* [BRIEF]
Write the material out again exactly.
— Start of DATA EXTRACT —
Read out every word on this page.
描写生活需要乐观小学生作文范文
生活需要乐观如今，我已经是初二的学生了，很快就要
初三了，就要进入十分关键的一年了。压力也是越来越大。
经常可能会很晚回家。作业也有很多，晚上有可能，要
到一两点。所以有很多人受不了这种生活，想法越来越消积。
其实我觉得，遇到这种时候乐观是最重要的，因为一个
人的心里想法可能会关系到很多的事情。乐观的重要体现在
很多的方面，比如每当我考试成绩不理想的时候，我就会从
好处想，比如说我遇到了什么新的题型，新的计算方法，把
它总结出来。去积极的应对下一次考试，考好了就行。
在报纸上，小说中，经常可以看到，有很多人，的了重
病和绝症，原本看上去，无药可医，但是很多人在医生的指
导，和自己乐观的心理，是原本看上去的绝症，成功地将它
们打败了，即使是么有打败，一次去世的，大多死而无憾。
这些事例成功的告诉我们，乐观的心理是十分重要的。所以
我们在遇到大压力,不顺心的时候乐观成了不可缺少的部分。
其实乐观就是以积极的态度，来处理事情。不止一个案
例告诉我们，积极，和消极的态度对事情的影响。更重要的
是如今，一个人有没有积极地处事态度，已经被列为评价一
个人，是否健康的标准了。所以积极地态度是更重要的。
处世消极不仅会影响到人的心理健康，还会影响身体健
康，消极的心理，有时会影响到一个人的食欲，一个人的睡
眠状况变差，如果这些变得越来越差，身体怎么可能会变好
— End of DATA EXTRACT —
* [RESULT FOR THIS EXERCISE]
Read out every word on this page.
描写生活需要乐观小学生作文范文
生活需要乐观如今，我已经是初二的学生了，很快就要
初三了，就要进入十分关键的一年了。压力也是越来越大。
经常可能会很晚回家。作业也有很多，晚上有可能，要
到一两点。所以有很多人受不了这种生活，想法越来越消积。
其实我觉得，遇到这种时候乐观是最重要的，因为一个
人的心里想法可能会关系到很多的事情。乐观的重要体现在
很多的方面，比如每当我考试成绩不理想的时候，我就会从
好处想，比如说我遇到了什么新的题型，新的计算方法，把
它总结出来。去积极的应对下一次考试，考好了就行。
在报纸上，小说中，经常可以看到，有很多人，的了重
病和绝症，原本看上去，无药可医，但是很多人在医生的指
导，和自己乐观的心理，是原本看上去的绝症，成功地将它
们打败了，即使是么有打败，一次去世的，大多死而无憾。
这些事例成功的告诉我们，乐观的心理是十分重要的。所以
我们在遇到大压力,不顺心的时候乐观成了不可缺少的部分。
其实乐观就是以积极的态度，来处理事情。不止一个案
例告诉我们，积极，和消极的态度对事情的影响。更重要的
是如今，一个人有没有积极地处事态度，已经被列为评价一
个人，是否健康的标准了。所以积极地态度是更重要的。
处世消极不仅会影响到人的心理健康，还会影响身体健
康，消极的心理，有时会影响到一个人的食欲，一个人的睡
眠状况变差，如果这些变得越来越差，身体怎么可能会变好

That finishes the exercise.